● **Written exercise**
Return the number of lines that include the string "구하여라", without any other text.

● **Rows**

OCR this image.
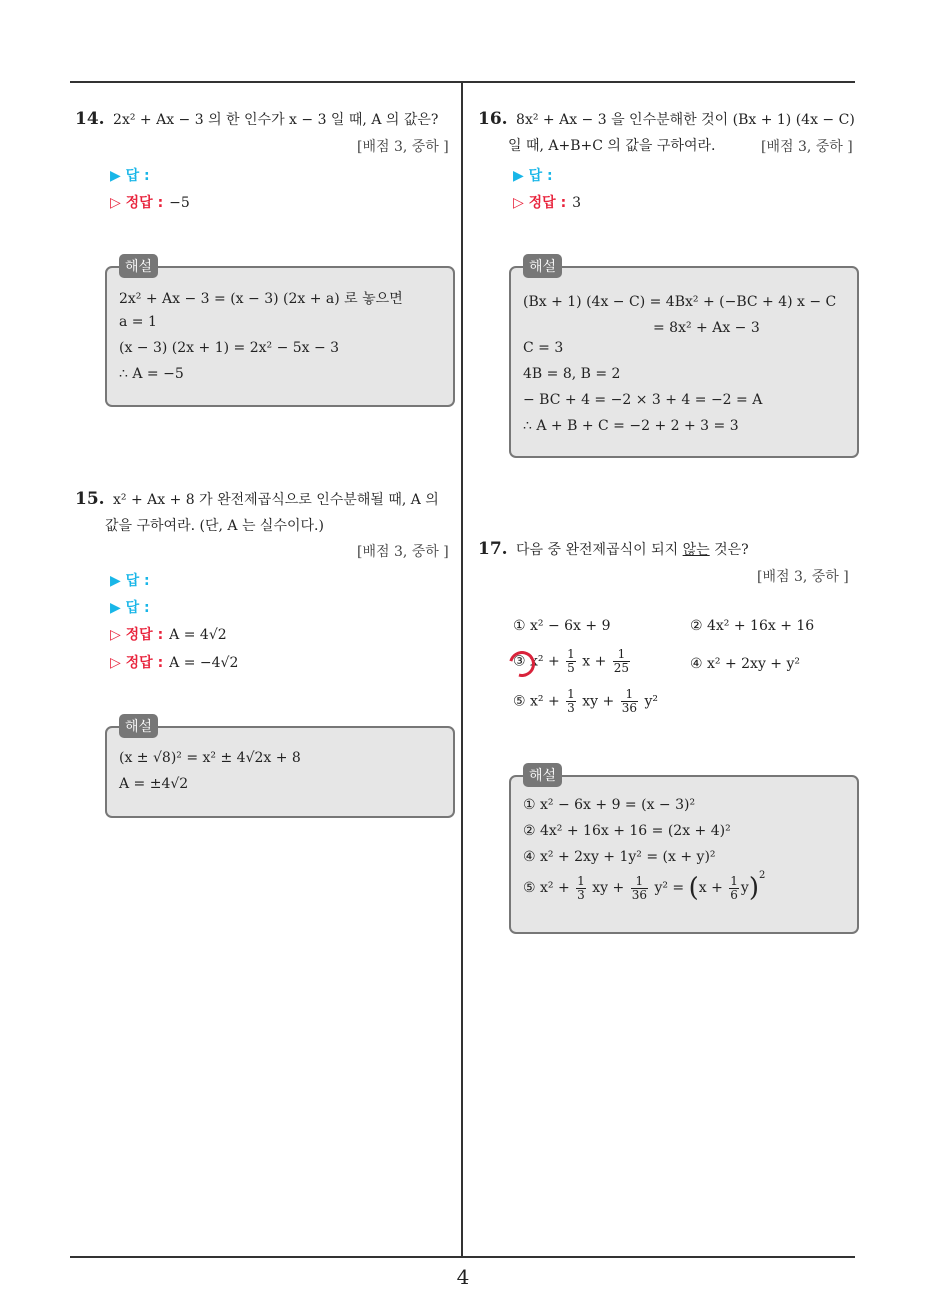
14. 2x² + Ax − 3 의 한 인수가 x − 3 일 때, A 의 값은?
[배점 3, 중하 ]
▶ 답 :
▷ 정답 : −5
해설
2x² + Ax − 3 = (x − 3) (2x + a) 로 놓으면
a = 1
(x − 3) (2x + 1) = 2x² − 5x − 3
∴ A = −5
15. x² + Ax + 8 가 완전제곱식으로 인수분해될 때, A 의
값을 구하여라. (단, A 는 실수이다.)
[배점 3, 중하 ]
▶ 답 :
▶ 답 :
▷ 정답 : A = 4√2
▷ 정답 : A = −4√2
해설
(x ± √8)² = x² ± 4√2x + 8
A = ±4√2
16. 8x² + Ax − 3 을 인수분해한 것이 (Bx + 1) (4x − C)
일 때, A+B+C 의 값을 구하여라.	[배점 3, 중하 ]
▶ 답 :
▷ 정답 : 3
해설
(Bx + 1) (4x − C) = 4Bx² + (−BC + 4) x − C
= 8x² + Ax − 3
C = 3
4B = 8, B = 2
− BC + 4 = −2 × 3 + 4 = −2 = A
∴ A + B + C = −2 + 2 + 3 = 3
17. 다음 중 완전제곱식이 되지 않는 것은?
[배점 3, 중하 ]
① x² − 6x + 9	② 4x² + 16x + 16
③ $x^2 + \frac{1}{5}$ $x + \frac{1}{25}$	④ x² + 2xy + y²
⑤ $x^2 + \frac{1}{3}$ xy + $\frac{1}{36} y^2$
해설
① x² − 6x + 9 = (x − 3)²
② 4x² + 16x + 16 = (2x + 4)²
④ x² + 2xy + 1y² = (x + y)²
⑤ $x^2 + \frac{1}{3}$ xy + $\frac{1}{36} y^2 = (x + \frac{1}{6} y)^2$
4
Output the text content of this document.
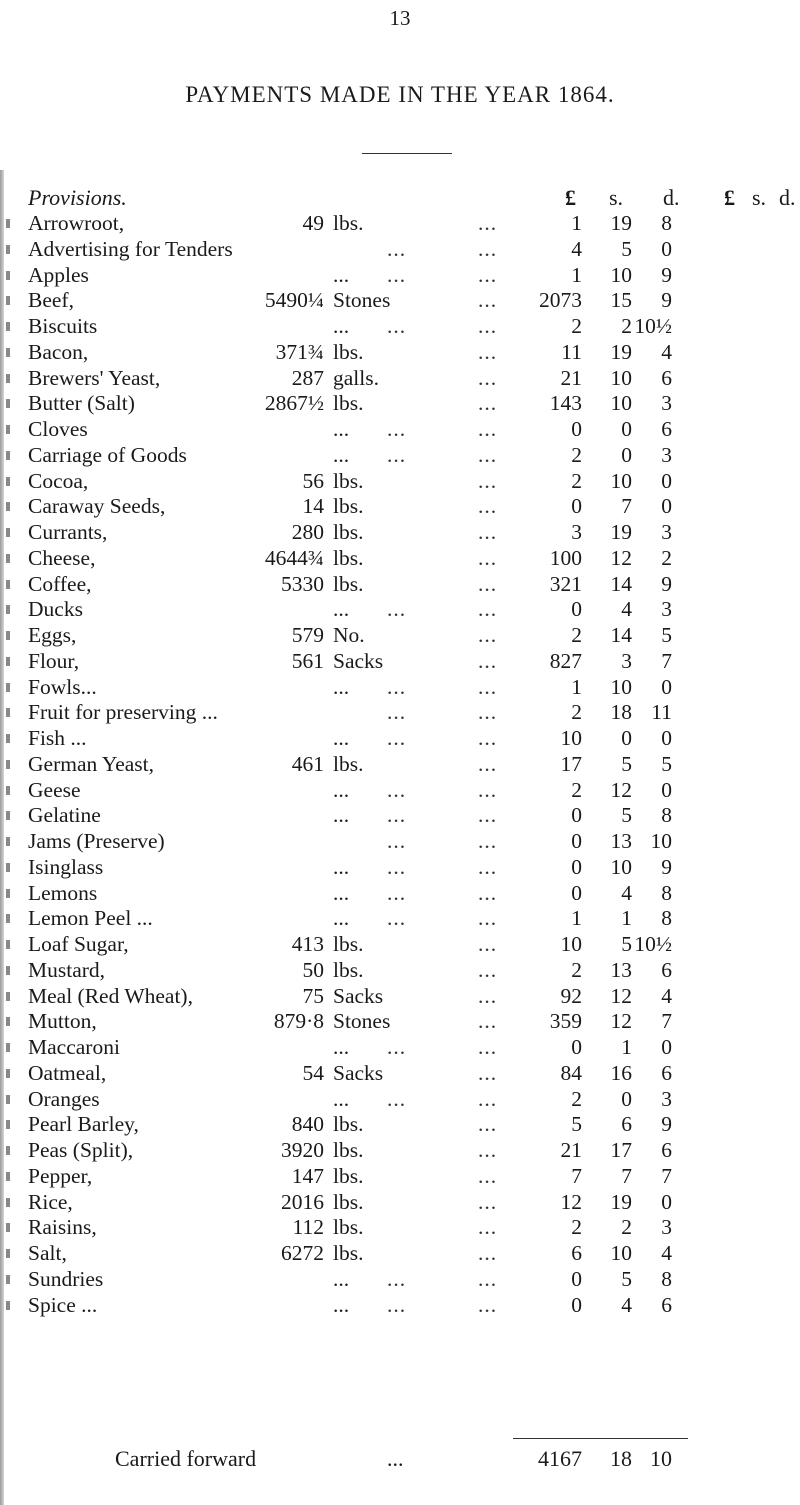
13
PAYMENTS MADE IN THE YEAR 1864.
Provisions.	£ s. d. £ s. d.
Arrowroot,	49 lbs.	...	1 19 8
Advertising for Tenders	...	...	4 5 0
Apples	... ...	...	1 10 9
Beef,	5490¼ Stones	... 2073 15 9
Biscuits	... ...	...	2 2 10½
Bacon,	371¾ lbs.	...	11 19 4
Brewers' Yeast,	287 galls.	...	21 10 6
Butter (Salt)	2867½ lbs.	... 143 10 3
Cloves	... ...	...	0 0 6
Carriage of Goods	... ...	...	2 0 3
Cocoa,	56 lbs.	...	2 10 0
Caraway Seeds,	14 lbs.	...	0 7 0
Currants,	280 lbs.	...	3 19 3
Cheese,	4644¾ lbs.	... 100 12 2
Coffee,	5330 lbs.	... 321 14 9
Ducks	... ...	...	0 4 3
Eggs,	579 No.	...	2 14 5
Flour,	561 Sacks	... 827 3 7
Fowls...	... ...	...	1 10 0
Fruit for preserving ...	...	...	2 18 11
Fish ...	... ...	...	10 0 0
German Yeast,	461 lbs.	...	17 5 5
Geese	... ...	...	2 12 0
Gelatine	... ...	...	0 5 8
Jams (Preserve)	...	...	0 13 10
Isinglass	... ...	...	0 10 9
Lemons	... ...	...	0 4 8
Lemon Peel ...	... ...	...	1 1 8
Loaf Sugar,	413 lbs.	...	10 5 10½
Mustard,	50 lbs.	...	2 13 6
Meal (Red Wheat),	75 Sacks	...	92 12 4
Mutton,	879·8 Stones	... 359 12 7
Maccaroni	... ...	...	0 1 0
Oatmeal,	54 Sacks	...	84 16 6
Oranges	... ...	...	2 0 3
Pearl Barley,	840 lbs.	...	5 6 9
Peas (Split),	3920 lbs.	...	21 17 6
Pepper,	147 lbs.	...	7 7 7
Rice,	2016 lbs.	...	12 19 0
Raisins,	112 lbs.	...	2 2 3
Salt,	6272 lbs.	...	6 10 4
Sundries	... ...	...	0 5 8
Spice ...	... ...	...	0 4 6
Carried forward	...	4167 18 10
* * *
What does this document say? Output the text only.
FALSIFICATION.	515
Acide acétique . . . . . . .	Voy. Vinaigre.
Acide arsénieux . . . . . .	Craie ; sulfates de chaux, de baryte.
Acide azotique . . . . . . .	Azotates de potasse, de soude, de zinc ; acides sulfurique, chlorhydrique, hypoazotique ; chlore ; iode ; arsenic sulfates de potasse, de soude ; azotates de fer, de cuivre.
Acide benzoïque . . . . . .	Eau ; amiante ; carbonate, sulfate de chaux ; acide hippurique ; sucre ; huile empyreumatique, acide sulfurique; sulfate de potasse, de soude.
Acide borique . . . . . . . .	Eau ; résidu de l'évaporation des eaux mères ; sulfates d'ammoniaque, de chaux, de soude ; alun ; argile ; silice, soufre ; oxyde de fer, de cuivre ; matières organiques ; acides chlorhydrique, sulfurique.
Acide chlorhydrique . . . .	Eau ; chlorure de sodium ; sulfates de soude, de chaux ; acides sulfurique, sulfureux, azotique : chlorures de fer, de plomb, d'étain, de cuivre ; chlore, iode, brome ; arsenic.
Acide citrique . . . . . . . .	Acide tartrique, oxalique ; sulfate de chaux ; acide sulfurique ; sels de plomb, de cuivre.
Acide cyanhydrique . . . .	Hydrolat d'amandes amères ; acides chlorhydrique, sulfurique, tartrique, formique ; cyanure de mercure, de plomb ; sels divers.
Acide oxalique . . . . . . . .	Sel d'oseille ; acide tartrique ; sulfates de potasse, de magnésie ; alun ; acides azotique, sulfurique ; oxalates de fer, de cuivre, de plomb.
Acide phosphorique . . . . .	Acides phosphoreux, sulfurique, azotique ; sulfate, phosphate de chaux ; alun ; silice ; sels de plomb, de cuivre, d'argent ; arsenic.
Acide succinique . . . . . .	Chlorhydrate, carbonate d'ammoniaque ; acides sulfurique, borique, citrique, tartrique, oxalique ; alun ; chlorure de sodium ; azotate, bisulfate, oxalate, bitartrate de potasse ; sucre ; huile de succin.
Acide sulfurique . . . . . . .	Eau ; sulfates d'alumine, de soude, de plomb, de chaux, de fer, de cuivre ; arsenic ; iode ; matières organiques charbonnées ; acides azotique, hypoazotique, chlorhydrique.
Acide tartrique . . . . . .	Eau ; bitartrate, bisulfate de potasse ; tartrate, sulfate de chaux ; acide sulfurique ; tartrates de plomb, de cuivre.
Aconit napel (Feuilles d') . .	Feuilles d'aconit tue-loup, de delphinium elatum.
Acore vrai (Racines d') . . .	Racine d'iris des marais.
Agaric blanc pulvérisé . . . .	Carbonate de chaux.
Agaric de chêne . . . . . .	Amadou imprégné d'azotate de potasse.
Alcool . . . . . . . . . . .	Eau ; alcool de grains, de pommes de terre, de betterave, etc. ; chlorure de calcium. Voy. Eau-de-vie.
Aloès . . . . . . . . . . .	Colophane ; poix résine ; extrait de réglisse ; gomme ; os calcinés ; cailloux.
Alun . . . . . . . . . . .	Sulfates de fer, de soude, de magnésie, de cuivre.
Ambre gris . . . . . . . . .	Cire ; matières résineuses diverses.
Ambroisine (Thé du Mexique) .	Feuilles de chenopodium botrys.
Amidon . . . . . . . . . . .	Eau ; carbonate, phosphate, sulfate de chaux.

● **Output for this exercise**
2